Keep only the lines of the listing that include the word "every", and copy them.

(Saved data entries)

· · ·

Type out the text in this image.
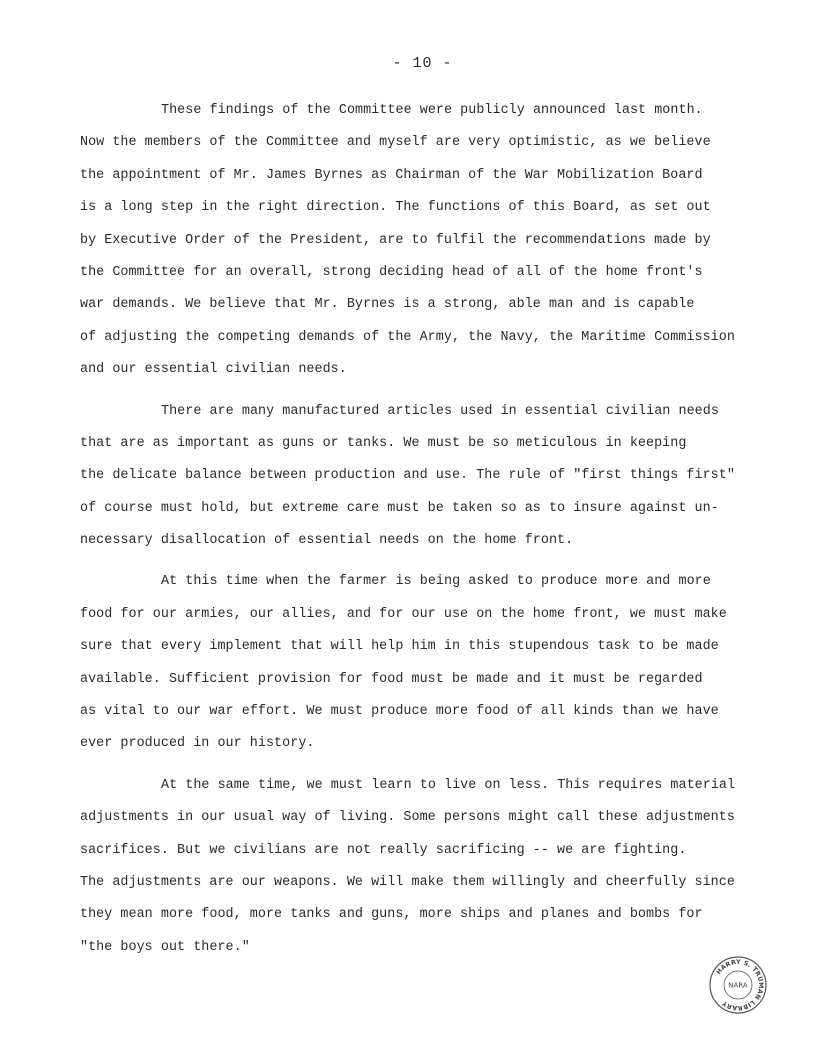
- 10 -
These findings of the Committee were publicly announced last month.
Now the members of the Committee and myself are very optimistic, as we believe
the appointment of Mr. James Byrnes as Chairman of the War Mobilization Board
is a long step in the right direction. The functions of this Board, as set out
by Executive Order of the President, are to fulfil the recommendations made by
the Committee for an overall, strong deciding head of all of the home front's
war demands. We believe that Mr. Byrnes is a strong, able man and is capable
of adjusting the competing demands of the Army, the Navy, the Maritime Commission
and our essential civilian needs.
There are many manufactured articles used in essential civilian needs
that are as important as guns or tanks. We must be so meticulous in keeping
the delicate balance between production and use. The rule of "first things first"
of course must hold, but extreme care must be taken so as to insure against un-
necessary disallocation of essential needs on the home front.
At this time when the farmer is being asked to produce more and more
food for our armies, our allies, and for our use on the home front, we must make
sure that every implement that will help him in this stupendous task to be made
available. Sufficient provision for food must be made and it must be regarded
as vital to our war effort. We must produce more food of all kinds than we have
ever produced in our history.
At the same time, we must learn to live on less. This requires material
adjustments in our usual way of living. Some persons might call these adjustments
sacrifices. But we civilians are not really sacrificing -- we are fighting.
The adjustments are our weapons. We will make them willingly and cheerfully since
they mean more food, more tanks and guns, more ships and planes and bombs for
"the boys out there."
HARRY S. TRUMAN LIBRARY
NARA
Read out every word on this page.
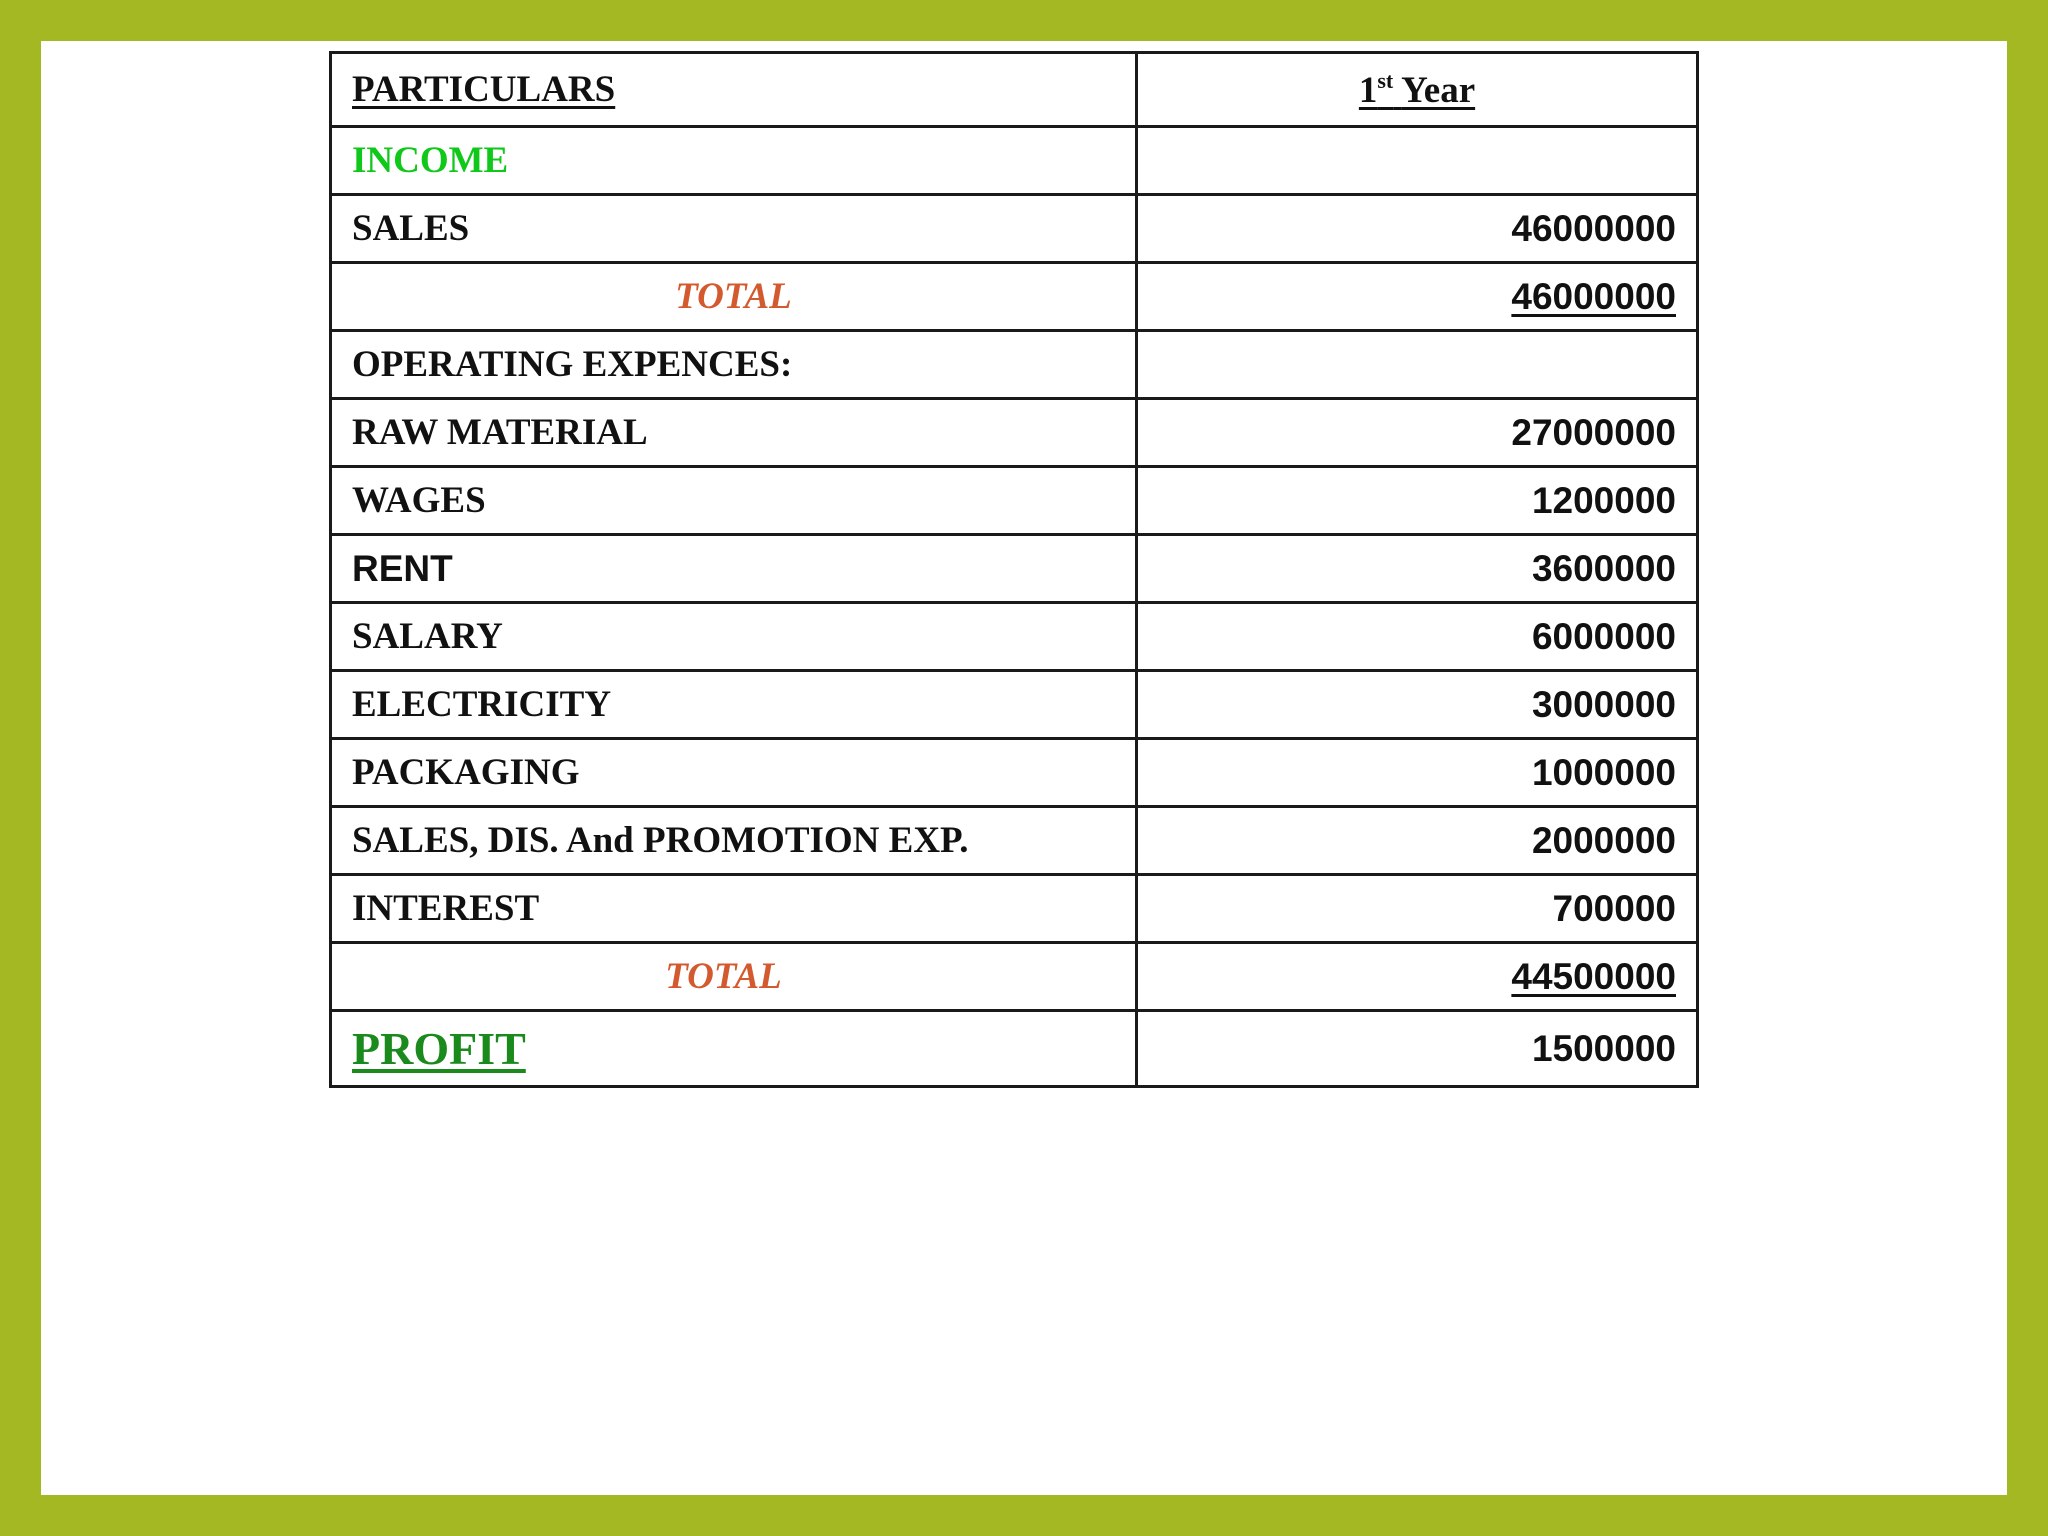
PARTICULARS	1st Year
INCOME	
SALES	46000000
TOTAL	46000000
OPERATING EXPENCES:	
RAW MATERIAL	27000000
WAGES	1200000
RENT	3600000
SALARY	6000000
ELECTRICITY	3000000
PACKAGING	1000000
SALES, DIS. And PROMOTION EXP.	2000000
INTEREST	700000
TOTAL	44500000
PROFIT	1500000
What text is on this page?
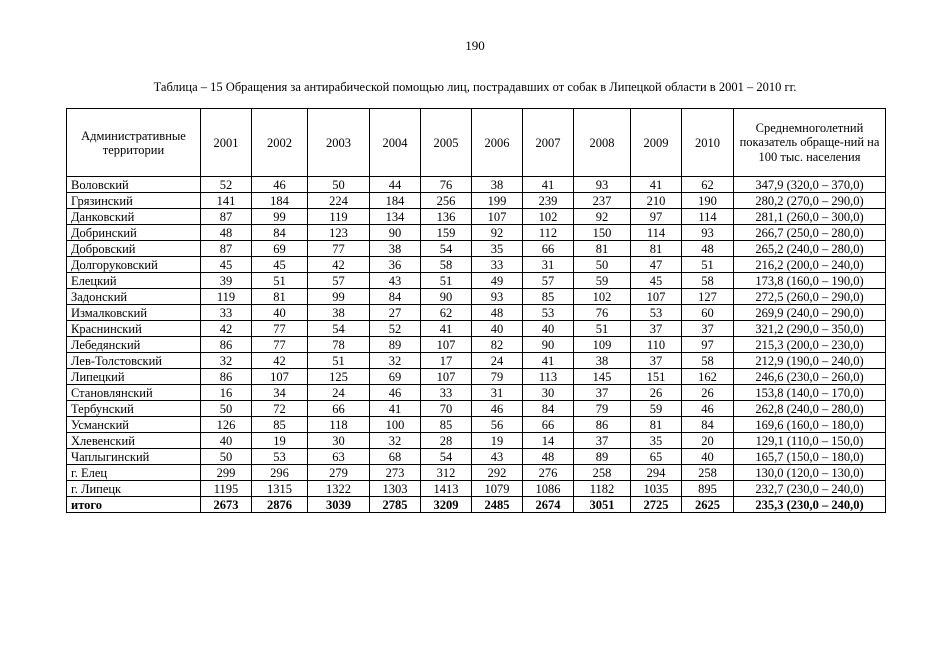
190
Таблица – 15 Обращения за антирабической помощью лиц, пострадавших от собак в Липецкой области в 2001 – 2010 гг.
Административные территории	2001	2002	2003	2004	2005	2006	2007	2008	2009	2010	Среднемноголетний показатель обраще-ний на 100 тыс. населения
Воловский	52	46	50	44	76	38	41	93	41	62	347,9 (320,0 – 370,0)
Грязинский	141	184	224	184	256	199	239	237	210	190	280,2 (270,0 – 290,0)
Данковский	87	99	119	134	136	107	102	92	97	114	281,1 (260,0 – 300,0)
Добринский	48	84	123	90	159	92	112	150	114	93	266,7 (250,0 – 280,0)
Добровский	87	69	77	38	54	35	66	81	81	48	265,2 (240,0 – 280,0)
Долгоруковский	45	45	42	36	58	33	31	50	47	51	216,2 (200,0 – 240,0)
Елецкий	39	51	57	43	51	49	57	59	45	58	173,8 (160,0 – 190,0)
Задонский	119	81	99	84	90	93	85	102	107	127	272,5 (260,0 – 290,0)
Измалковский	33	40	38	27	62	48	53	76	53	60	269,9 (240,0 – 290,0)
Краснинский	42	77	54	52	41	40	40	51	37	37	321,2 (290,0 – 350,0)
Лебедянский	86	77	78	89	107	82	90	109	110	97	215,3 (200,0 – 230,0)
Лев-Толстовский	32	42	51	32	17	24	41	38	37	58	212,9 (190,0 – 240,0)
Липецкий	86	107	125	69	107	79	113	145	151	162	246,6 (230,0 – 260,0)
Становлянский	16	34	24	46	33	31	30	37	26	26	153,8 (140,0 – 170,0)
Тербунский	50	72	66	41	70	46	84	79	59	46	262,8 (240,0 – 280,0)
Усманский	126	85	118	100	85	56	66	86	81	84	169,6 (160,0 – 180,0)
Хлевенский	40	19	30	32	28	19	14	37	35	20	129,1 (110,0 – 150,0)
Чаплыгинский	50	53	63	68	54	43	48	89	65	40	165,7 (150,0 – 180,0)
г. Елец	299	296	279	273	312	292	276	258	294	258	130,0 (120,0 – 130,0)
г. Липецк	1195	1315	1322	1303	1413	1079	1086	1182	1035	895	232,7 (230,0 – 240,0)
итого	2673	2876	3039	2785	3209	2485	2674	3051	2725	2625	235,3 (230,0 – 240,0)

· · ·

EXERCISE OUTPUT -
sure that every implement that will help him in this stupendous task to be made
Read out every word on this page.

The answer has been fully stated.